→ Exercises to complete
1. In the biography of Elna Lillback Addison, who accompanied her at her 1935 New York debut recital?
2. Continue the biography of Elna Lillback Addison after its last sentence.
==== Passage
American dance educator

Elna Theresa Lillback Addison (1906 – January 16, 1950), also known as Elna Lillback Kline, was an American dancer, choreographer, and college professor. She taught at Brooklyn College in the 1930s and 1940s.

==Early life and education==
Lillback was born in Fitchburg, Massachusetts, a daughter of John Erik Lillback and Frances Theresa (Fanny) Mattson Lillback. Her father was a Congregational pastor, born in Finland. She graduated from Hunter College in 1927. She studied in Germany with Mary Wigman and in New York with Martha Graham.

==Career==
Lillback and her dance company gave their New York debut recital in 1935, at the Guild Theatre; she was accompanied by pianist and composer Norman Lloyd. Critic John Martin of The New York Times observed the influences of Wigman and Graham. She gave another recital at the Guild Theatre in 1936, which John Martin called "manifestly over-ambitious", while admitting that Lillback had "grown considerably in poise and assurance since last year". Another Guild Theatre appearance in 1937 was panned as "a program of excessive dullness" by Virginia Mishnun in the Brooklyn Eagle. She gave a benefit dance performance at the Barbizon Plaza in 1939, to raise scholarship funds for Brooklyn College.
========
==== Dataset extract
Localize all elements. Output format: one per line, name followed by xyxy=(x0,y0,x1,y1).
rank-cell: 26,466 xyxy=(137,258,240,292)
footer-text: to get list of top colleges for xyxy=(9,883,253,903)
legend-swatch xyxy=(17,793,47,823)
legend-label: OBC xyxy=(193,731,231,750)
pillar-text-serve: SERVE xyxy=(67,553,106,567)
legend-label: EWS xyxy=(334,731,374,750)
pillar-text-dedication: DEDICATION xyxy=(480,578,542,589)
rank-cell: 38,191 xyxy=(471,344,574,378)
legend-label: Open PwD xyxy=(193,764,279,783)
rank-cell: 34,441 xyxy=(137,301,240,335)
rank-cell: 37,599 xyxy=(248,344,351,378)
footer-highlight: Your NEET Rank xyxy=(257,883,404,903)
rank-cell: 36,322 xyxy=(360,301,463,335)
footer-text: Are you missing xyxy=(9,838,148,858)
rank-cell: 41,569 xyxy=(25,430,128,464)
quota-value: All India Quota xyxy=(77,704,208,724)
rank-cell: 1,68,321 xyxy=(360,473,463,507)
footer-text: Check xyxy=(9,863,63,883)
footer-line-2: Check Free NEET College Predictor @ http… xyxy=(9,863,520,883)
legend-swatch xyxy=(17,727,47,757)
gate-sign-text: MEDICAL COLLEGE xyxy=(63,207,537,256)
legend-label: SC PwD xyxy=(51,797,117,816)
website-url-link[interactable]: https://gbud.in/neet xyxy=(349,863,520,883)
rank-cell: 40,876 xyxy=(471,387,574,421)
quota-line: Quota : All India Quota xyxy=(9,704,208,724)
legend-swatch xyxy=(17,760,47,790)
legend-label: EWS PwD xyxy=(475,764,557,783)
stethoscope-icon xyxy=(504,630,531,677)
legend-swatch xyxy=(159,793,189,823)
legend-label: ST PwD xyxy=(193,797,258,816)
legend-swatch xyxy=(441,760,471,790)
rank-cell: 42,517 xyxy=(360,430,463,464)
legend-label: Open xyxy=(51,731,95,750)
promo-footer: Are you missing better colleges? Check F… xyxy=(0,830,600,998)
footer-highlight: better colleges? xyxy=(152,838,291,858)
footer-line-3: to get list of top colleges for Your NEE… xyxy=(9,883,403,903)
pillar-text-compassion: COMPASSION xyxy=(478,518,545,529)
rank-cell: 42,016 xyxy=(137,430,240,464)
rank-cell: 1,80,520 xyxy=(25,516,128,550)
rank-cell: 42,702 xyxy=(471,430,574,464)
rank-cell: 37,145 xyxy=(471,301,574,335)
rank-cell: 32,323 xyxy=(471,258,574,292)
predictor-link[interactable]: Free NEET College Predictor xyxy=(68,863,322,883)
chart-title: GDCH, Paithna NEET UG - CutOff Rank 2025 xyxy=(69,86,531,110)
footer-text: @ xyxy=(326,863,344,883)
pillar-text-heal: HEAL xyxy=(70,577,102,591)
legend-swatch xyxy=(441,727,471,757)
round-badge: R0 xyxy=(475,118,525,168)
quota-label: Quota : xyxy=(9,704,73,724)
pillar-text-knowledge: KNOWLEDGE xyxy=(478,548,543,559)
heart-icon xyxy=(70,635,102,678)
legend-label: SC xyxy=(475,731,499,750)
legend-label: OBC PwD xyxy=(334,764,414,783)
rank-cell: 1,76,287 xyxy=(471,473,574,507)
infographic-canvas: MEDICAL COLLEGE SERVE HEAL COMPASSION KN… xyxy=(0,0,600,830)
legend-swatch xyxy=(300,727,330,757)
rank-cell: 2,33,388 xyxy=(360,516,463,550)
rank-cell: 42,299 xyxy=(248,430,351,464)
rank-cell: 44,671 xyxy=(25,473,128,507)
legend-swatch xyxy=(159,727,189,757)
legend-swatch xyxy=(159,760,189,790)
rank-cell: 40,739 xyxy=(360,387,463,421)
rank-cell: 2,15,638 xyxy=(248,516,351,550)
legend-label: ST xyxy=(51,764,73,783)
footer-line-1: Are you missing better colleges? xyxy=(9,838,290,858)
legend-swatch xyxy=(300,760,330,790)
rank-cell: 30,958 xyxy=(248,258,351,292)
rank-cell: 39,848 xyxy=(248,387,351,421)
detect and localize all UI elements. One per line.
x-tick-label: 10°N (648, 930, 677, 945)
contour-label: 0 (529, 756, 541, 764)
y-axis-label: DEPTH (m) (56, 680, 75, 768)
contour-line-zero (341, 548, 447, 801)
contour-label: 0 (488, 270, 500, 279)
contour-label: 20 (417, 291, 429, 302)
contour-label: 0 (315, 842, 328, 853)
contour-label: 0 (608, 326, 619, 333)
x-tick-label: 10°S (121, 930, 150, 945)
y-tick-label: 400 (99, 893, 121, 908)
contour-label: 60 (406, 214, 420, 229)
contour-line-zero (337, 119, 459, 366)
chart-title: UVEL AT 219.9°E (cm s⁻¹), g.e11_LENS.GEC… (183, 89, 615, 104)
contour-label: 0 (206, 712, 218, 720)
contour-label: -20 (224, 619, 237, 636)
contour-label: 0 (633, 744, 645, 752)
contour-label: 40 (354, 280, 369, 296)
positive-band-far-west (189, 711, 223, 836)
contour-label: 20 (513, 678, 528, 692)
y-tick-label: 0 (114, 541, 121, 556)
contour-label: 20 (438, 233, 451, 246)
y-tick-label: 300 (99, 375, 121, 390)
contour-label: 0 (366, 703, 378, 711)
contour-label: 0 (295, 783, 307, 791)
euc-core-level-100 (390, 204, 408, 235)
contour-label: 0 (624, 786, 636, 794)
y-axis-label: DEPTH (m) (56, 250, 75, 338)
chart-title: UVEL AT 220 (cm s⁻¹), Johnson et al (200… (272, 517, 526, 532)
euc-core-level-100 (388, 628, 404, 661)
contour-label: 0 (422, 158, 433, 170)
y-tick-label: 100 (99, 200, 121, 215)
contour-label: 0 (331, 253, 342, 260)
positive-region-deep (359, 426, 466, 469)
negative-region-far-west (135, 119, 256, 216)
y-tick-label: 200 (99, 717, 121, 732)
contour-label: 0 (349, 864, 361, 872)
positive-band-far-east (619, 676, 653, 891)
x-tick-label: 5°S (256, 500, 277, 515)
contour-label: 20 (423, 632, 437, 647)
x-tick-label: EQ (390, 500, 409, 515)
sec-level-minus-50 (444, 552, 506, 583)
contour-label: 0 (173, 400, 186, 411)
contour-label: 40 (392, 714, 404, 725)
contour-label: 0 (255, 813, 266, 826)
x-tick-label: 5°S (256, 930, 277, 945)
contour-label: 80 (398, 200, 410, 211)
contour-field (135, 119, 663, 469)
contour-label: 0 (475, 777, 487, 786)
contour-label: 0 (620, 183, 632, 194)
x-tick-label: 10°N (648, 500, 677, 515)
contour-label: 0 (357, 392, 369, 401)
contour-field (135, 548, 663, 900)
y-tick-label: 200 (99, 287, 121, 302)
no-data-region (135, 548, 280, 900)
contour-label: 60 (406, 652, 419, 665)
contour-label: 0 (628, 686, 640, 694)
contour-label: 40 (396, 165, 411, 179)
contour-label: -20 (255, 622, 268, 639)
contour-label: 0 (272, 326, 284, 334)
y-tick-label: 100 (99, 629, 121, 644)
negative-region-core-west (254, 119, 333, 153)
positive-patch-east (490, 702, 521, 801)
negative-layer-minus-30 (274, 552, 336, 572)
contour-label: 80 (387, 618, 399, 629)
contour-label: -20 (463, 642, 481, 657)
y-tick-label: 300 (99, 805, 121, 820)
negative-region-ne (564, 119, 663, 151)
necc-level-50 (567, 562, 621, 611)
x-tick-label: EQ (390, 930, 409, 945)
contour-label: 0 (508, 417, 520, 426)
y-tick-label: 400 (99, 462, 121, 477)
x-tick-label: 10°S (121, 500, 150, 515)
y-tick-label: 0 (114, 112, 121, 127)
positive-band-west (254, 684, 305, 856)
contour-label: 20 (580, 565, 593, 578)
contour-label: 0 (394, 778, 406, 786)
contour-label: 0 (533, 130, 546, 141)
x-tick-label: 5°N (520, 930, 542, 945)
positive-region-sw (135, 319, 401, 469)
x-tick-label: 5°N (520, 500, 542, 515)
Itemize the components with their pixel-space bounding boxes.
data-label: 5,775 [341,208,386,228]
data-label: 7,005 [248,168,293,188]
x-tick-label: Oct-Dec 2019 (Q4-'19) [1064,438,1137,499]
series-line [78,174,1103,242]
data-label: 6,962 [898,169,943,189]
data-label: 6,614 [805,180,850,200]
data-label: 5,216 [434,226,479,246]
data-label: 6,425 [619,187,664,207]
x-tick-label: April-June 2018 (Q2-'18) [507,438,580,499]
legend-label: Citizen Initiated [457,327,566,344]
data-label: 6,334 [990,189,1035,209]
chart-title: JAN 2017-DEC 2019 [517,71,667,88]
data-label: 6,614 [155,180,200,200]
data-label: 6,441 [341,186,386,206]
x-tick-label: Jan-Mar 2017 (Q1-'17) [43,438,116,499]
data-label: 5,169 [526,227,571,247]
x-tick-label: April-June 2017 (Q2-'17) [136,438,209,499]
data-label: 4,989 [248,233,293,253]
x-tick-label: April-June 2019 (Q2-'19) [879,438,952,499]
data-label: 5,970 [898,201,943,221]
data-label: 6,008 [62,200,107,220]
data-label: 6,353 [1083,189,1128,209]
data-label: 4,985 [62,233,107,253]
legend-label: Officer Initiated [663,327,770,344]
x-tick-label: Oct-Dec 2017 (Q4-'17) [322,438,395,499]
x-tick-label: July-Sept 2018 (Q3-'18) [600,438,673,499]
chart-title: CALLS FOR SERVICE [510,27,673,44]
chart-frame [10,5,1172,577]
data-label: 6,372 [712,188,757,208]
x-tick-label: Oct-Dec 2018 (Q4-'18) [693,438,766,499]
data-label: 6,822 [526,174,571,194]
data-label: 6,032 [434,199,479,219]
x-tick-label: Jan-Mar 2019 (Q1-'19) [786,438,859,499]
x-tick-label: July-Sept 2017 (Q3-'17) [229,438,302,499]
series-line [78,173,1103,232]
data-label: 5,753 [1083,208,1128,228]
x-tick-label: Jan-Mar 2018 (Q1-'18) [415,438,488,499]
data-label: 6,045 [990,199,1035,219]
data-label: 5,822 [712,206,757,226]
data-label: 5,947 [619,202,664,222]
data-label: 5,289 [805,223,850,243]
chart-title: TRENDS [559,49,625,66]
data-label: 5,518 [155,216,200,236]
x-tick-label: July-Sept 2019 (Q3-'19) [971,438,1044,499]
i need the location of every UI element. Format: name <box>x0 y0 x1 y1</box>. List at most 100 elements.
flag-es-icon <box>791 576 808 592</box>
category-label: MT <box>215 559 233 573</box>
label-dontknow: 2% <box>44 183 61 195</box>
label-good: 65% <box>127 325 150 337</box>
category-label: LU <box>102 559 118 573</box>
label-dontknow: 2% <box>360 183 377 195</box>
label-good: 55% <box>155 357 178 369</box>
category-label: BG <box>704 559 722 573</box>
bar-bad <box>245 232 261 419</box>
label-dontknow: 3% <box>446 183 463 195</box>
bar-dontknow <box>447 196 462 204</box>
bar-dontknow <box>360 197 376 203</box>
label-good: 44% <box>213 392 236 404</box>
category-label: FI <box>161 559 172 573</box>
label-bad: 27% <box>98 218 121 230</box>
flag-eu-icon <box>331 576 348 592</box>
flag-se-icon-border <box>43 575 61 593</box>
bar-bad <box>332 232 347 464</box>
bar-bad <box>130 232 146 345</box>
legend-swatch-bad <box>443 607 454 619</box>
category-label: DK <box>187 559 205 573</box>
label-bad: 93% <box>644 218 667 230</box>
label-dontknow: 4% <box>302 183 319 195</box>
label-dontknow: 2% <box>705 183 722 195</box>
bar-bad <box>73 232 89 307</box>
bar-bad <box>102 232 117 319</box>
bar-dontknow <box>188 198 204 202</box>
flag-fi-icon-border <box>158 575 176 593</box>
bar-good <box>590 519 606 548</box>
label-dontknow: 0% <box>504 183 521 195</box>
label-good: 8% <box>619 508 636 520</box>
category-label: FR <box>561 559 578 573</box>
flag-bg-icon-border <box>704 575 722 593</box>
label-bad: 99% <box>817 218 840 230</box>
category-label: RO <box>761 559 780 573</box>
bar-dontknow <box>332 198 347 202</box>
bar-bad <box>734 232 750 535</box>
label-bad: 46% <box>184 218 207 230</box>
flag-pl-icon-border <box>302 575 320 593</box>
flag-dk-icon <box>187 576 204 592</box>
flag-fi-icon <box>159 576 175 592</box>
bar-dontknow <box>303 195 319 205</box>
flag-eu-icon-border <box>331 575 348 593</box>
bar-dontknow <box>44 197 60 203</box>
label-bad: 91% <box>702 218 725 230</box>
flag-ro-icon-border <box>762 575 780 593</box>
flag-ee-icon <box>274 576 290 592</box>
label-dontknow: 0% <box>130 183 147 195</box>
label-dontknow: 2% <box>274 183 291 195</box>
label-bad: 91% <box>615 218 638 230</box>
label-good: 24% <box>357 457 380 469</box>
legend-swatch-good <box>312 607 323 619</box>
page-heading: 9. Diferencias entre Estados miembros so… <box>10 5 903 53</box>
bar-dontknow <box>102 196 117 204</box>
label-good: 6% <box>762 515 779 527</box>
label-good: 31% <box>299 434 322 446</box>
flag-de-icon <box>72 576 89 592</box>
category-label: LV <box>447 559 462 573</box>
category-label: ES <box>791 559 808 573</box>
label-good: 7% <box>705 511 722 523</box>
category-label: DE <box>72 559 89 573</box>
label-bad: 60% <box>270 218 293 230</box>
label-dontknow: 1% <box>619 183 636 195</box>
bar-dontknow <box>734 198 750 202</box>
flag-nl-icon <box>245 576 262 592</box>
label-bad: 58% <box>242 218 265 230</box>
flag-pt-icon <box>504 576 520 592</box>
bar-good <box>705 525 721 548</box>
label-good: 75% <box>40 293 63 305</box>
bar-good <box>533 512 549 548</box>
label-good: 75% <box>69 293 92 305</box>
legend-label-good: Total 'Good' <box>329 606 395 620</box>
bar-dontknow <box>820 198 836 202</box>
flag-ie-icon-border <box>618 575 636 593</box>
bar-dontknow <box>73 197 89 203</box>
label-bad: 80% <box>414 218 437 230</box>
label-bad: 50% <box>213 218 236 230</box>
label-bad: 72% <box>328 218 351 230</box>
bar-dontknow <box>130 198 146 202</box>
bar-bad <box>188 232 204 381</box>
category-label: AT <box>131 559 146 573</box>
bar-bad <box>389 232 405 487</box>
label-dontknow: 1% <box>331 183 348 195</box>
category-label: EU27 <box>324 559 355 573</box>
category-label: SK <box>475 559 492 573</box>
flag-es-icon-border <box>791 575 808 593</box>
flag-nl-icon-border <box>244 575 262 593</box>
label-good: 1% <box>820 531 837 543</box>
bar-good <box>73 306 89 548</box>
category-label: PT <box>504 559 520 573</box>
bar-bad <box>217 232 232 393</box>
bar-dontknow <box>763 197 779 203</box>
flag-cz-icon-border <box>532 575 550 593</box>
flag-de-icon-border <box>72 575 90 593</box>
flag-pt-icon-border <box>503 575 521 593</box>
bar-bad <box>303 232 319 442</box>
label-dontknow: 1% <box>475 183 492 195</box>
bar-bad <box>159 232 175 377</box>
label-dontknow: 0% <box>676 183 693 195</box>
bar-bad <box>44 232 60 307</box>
========
→ Answers per task
1. Pianist and composer Norman Lloyd.

2.
In the 1930s and 1940s, Lillback taught physiology and hygiene at Brooklyn College, where she organized the dance department in 1931, and directed the college's Modern Dance Club in several performances a year.

==Publications==
- "Approach to Dance Composition" (1941)
- "Approach to Dance Composition: II" (1941)

==Personal life==
Lillback married Arthur Addison (also known as Arthur Addison Kline) in 1932. They had a daughter, Joan. Lillback died in 1950, at the age of 43, in Brooklyn.